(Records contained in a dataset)
###

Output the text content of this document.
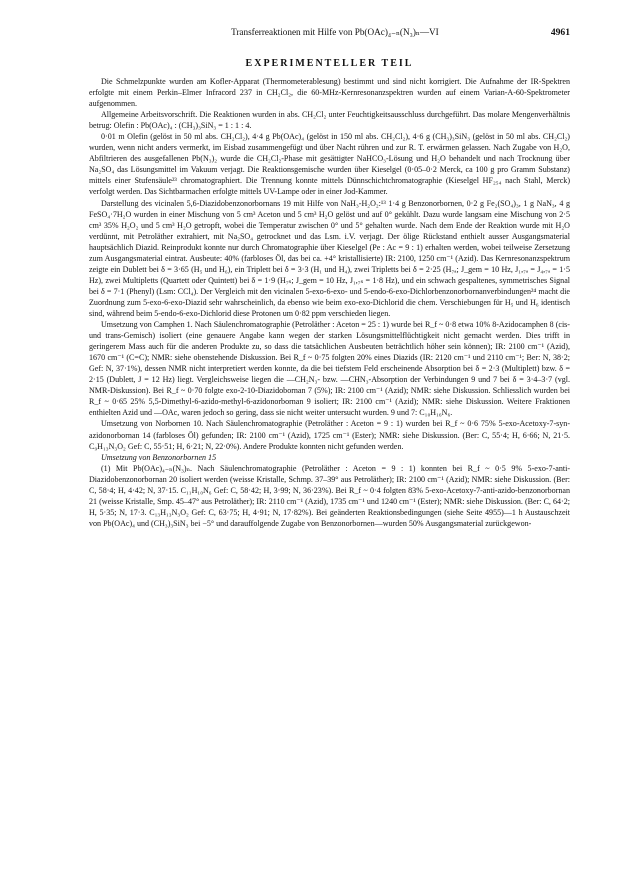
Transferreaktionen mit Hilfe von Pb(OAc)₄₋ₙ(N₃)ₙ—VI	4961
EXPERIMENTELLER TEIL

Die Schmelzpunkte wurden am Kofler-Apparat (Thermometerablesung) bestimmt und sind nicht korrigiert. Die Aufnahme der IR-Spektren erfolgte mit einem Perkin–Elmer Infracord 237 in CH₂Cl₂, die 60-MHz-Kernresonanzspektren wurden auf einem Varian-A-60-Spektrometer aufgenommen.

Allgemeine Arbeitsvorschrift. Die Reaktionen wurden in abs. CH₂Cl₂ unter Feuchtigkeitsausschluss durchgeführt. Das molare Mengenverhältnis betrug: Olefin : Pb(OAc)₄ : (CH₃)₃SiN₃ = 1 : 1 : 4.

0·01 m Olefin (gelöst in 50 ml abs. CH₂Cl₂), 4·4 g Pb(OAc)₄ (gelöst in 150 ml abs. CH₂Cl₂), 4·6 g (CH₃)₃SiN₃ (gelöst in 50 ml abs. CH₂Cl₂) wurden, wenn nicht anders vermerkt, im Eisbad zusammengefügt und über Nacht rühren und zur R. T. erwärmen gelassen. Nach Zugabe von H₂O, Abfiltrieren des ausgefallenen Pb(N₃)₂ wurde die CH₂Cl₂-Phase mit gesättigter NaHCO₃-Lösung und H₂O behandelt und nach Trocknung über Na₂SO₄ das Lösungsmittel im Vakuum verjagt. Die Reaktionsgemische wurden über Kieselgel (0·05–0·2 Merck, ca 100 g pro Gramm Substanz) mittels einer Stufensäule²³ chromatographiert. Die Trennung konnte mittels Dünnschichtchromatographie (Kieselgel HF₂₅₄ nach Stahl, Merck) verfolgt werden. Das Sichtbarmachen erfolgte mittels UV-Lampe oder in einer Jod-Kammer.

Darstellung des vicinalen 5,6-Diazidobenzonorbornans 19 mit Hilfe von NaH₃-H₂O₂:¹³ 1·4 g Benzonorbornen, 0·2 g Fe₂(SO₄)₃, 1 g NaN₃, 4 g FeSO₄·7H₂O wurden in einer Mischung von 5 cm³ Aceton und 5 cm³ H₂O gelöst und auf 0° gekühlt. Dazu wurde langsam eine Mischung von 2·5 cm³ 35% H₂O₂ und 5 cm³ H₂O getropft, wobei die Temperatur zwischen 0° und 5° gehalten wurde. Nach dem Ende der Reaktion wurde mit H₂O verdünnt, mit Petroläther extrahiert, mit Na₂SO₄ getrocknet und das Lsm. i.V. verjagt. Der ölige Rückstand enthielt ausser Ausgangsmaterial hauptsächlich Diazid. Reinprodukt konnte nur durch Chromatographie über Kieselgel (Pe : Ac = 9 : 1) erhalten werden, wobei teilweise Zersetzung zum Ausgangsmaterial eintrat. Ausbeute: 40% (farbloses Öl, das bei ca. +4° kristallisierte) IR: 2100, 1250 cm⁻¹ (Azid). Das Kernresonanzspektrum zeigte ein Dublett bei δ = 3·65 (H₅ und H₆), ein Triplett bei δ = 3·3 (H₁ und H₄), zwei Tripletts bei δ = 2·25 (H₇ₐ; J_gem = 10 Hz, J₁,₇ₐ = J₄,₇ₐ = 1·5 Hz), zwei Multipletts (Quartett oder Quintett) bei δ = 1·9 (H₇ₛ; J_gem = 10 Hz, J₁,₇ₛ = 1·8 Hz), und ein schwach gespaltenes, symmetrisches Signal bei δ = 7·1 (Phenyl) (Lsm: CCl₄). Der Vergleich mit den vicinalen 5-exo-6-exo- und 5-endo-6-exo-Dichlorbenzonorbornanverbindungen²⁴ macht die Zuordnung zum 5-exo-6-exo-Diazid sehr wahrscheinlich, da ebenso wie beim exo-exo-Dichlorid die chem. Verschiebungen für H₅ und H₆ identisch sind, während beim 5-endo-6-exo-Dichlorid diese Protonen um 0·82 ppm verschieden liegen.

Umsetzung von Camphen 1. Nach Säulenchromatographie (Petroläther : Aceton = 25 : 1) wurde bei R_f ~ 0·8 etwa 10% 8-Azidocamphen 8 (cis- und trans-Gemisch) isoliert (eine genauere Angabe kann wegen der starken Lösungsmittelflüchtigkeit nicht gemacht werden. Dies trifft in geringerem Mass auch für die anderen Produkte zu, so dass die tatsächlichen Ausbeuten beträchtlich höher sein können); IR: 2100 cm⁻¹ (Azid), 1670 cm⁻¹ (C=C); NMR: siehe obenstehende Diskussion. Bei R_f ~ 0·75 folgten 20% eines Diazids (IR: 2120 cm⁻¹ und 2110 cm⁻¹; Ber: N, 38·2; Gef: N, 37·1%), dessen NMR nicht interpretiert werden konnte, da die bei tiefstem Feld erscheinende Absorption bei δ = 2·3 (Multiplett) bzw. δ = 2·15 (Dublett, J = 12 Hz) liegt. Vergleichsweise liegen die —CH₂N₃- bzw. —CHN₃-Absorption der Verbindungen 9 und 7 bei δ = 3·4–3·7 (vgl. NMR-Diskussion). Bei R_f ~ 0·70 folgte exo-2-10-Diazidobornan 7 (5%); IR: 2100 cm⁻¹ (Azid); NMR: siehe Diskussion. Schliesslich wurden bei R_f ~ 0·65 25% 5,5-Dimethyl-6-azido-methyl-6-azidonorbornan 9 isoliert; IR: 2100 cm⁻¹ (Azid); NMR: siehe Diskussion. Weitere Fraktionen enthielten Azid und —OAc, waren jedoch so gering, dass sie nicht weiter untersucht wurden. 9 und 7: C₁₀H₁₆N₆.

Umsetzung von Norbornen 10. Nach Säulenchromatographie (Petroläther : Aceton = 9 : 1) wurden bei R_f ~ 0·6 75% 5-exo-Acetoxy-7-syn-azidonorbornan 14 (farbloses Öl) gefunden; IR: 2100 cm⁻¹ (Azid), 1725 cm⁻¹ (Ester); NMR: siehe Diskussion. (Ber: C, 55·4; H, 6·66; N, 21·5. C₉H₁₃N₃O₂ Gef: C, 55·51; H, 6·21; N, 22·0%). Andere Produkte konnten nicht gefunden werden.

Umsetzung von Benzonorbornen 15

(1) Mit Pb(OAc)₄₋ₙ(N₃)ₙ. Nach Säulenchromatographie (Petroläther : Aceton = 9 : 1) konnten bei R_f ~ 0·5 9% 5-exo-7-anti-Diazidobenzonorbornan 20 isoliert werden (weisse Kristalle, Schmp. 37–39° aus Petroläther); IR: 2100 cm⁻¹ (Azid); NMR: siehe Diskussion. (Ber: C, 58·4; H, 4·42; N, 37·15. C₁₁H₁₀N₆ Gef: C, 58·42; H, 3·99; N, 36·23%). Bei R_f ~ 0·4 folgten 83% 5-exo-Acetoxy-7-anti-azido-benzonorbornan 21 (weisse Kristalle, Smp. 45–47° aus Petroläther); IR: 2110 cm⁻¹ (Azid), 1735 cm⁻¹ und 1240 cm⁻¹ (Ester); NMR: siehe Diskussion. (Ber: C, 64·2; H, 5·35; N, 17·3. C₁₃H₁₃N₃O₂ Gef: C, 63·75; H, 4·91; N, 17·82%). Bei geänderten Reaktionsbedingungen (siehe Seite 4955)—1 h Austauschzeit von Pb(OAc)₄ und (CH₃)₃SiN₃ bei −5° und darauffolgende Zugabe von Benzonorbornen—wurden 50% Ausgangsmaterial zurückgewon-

###

» **Problem statement**: Show every line from the entries that includes the word "₃SiN₃".

» **Task answer**:
Allgemeine Arbeitsvorschrift. Die Reaktionen wurden in abs. CH₂Cl₂ unter Feuchtigkeitsausschluss durchgeführt. Das molare Mengenverhältnis betrug: Olefin : Pb(OAc)₄ : (CH₃)₃SiN₃ = 1 : 1 : 4.
0·01 m Olefin (gelöst in 50 ml abs. CH₂Cl₂), 4·4 g Pb(OAc)₄ (gelöst in 150 ml abs. CH₂Cl₂), 4·6 g (CH₃)₃SiN₃ (gelöst in 50 ml abs. CH₂Cl₂) wurden, wenn nicht anders vermerkt, im Eisbad zusammengefügt und über Nacht rühren und zur R. T. erwärmen gelassen. Nach Zugabe von H₂O, Abfiltrieren des ausgefallenen Pb(N₃)₂ wurde die CH₂Cl₂-Phase mit gesättigter NaHCO₃-Lösung und H₂O behandelt und nach Trocknung über Na₂SO₄ das Lösungsmittel im Vakuum verjagt. Die Reaktionsgemische wurden über Kieselgel (0·05–0·2 Merck, ca 100 g pro Gramm Substanz) mittels einer Stufensäule²³ chromatographiert. Die Trennung konnte mittels Dünnschichtchromatographie (Kieselgel HF₂₅₄ nach Stahl, Merck) verfolgt werden. Das Sichtbarmachen erfolgte mittels UV-Lampe oder in einer Jod-Kammer.
(1) Mit Pb(OAc)₄₋ₙ(N₃)ₙ. Nach Säulenchromatographie (Petroläther : Aceton = 9 : 1) konnten bei R_f ~ 0·5 9% 5-exo-7-anti-Diazidobenzonorbornan 20 isoliert werden (weisse Kristalle, Schmp. 37–39° aus Petroläther); IR: 2100 cm⁻¹ (Azid); NMR: siehe Diskussion. (Ber: C, 58·4; H, 4·42; N, 37·15. C₁₁H₁₀N₆ Gef: C, 58·42; H, 3·99; N, 36·23%). Bei R_f ~ 0·4 folgten 83% 5-exo-Acetoxy-7-anti-azido-benzonorbornan 21 (weisse Kristalle, Smp. 45–47° aus Petroläther); IR: 2110 cm⁻¹ (Azid), 1735 cm⁻¹ und 1240 cm⁻¹ (Ester); NMR: siehe Diskussion. (Ber: C, 64·2; H, 5·35; N, 17·3. C₁₃H₁₃N₃O₂ Gef: C, 63·75; H, 4·91; N, 17·82%). Bei geänderten Reaktionsbedingungen (siehe Seite 4955)—1 h Austauschzeit von Pb(OAc)₄ und (CH₃)₃SiN₃ bei −5° und darauffolgende Zugabe von Benzonorbornen—wurden 50% Ausgangsmaterial zurückgewon-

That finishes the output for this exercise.